WHAT IS BEING ASKED:
Extract every entry word for word. Skip the pictures.
________
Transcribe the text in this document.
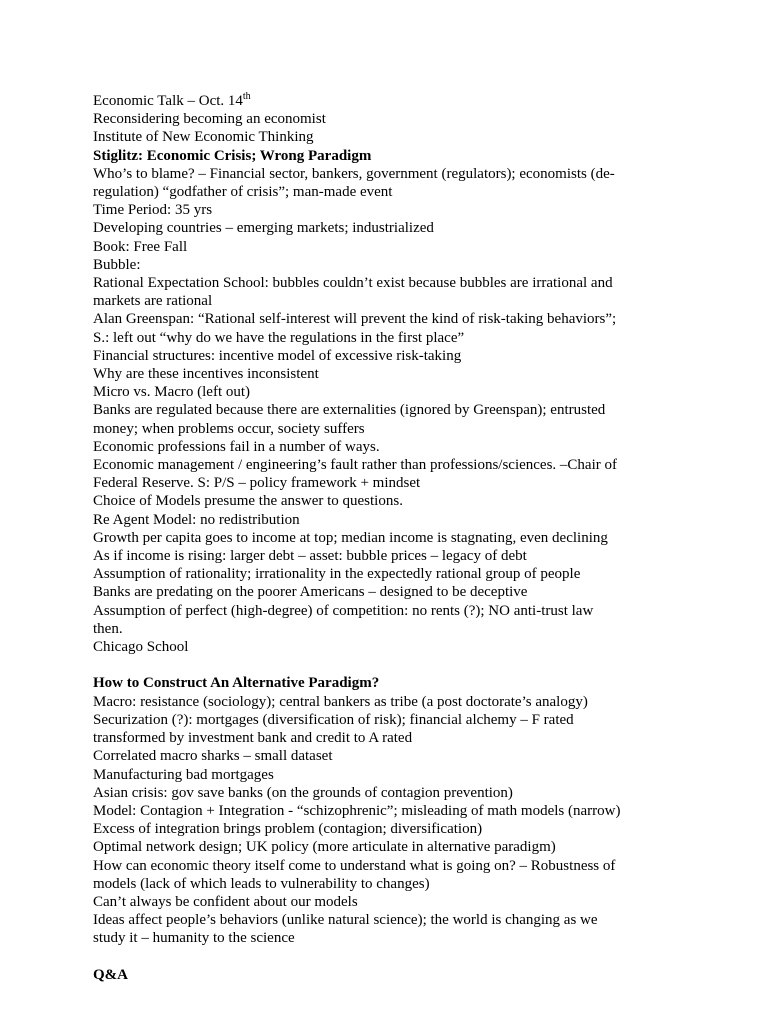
Economic Talk – Oct. 14th

Reconsidering becoming an economist

Institute of New Economic Thinking

Stiglitz: Economic Crisis; Wrong Paradigm

Who’s to blame? – Financial sector, bankers, government (regulators); economists (de-

regulation) “godfather of crisis”; man-made event

Time Period: 35 yrs

Developing countries – emerging markets; industrialized

Book: Free Fall

Bubble:

Rational Expectation School: bubbles couldn’t exist because bubbles are irrational and

markets are rational

Alan Greenspan: “Rational self-interest will prevent the kind of risk-taking behaviors”;

S.: left out “why do we have the regulations in the first place”

Financial structures: incentive model of excessive risk-taking

Why are these incentives inconsistent

Micro vs. Macro (left out)

Banks are regulated because there are externalities (ignored by Greenspan); entrusted

money; when problems occur, society suffers

Economic professions fail in a number of ways.

Economic management / engineering’s fault rather than professions/sciences. –Chair of

Federal Reserve. S: P/S – policy framework + mindset

Choice of Models presume the answer to questions.

Re Agent Model: no redistribution

Growth per capita goes to income at top; median income is stagnating, even declining

As if income is rising: larger debt – asset: bubble prices – legacy of debt

Assumption of rationality; irrationality in the expectedly rational group of people

Banks are predating on the poorer Americans – designed to be deceptive

Assumption of perfect (high-degree) of competition: no rents (?); NO anti-trust law

then.

Chicago School

How to Construct An Alternative Paradigm?

Macro: resistance (sociology); central bankers as tribe (a post doctorate’s analogy)

Securization (?): mortgages (diversification of risk); financial alchemy – F rated

transformed by investment bank and credit to A rated

Correlated macro sharks – small dataset

Manufacturing bad mortgages

Asian crisis: gov save banks (on the grounds of contagion prevention)

Model: Contagion + Integration - “schizophrenic”; misleading of math models (narrow)

Excess of integration brings problem (contagion; diversification)

Optimal network design; UK policy (more articulate in alternative paradigm)

How can economic theory itself come to understand what is going on? – Robustness of

models (lack of which leads to vulnerability to changes)

Can’t always be confident about our models

Ideas affect people’s behaviors (unlike natural science); the world is changing as we

study it – humanity to the science

Q&A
________
SOLUTION TO THE PROBLEM:
Transcribe the text in this document.
Economic Talk – Oct. 14th

Reconsidering becoming an economist

Institute of New Economic Thinking

Stiglitz: Economic Crisis; Wrong Paradigm

Who’s to blame? – Financial sector, bankers, government (regulators); economists (de-

regulation) “godfather of crisis”; man-made event

Time Period: 35 yrs

Developing countries – emerging markets; industrialized

Book: Free Fall

Bubble:

Rational Expectation School: bubbles couldn’t exist because bubbles are irrational and

markets are rational

Alan Greenspan: “Rational self-interest will prevent the kind of risk-taking behaviors”;

S.: left out “why do we have the regulations in the first place”

Financial structures: incentive model of excessive risk-taking

Why are these incentives inconsistent

Micro vs. Macro (left out)

Banks are regulated because there are externalities (ignored by Greenspan); entrusted

money; when problems occur, society suffers

Economic professions fail in a number of ways.

Economic management / engineering’s fault rather than professions/sciences. –Chair of

Federal Reserve. S: P/S – policy framework + mindset

Choice of Models presume the answer to questions.

Re Agent Model: no redistribution

Growth per capita goes to income at top; median income is stagnating, even declining

As if income is rising: larger debt – asset: bubble prices – legacy of debt

Assumption of rationality; irrationality in the expectedly rational group of people

Banks are predating on the poorer Americans – designed to be deceptive

Assumption of perfect (high-degree) of competition: no rents (?); NO anti-trust law

then.

Chicago School

How to Construct An Alternative Paradigm?

Macro: resistance (sociology); central bankers as tribe (a post doctorate’s analogy)

Securization (?): mortgages (diversification of risk); financial alchemy – F rated

transformed by investment bank and credit to A rated

Correlated macro sharks – small dataset

Manufacturing bad mortgages

Asian crisis: gov save banks (on the grounds of contagion prevention)

Model: Contagion + Integration - “schizophrenic”; misleading of math models (narrow)

Excess of integration brings problem (contagion; diversification)

Optimal network design; UK policy (more articulate in alternative paradigm)

How can economic theory itself come to understand what is going on? – Robustness of

models (lack of which leads to vulnerability to changes)

Can’t always be confident about our models

Ideas affect people’s behaviors (unlike natural science); the world is changing as we

study it – humanity to the science

Q&A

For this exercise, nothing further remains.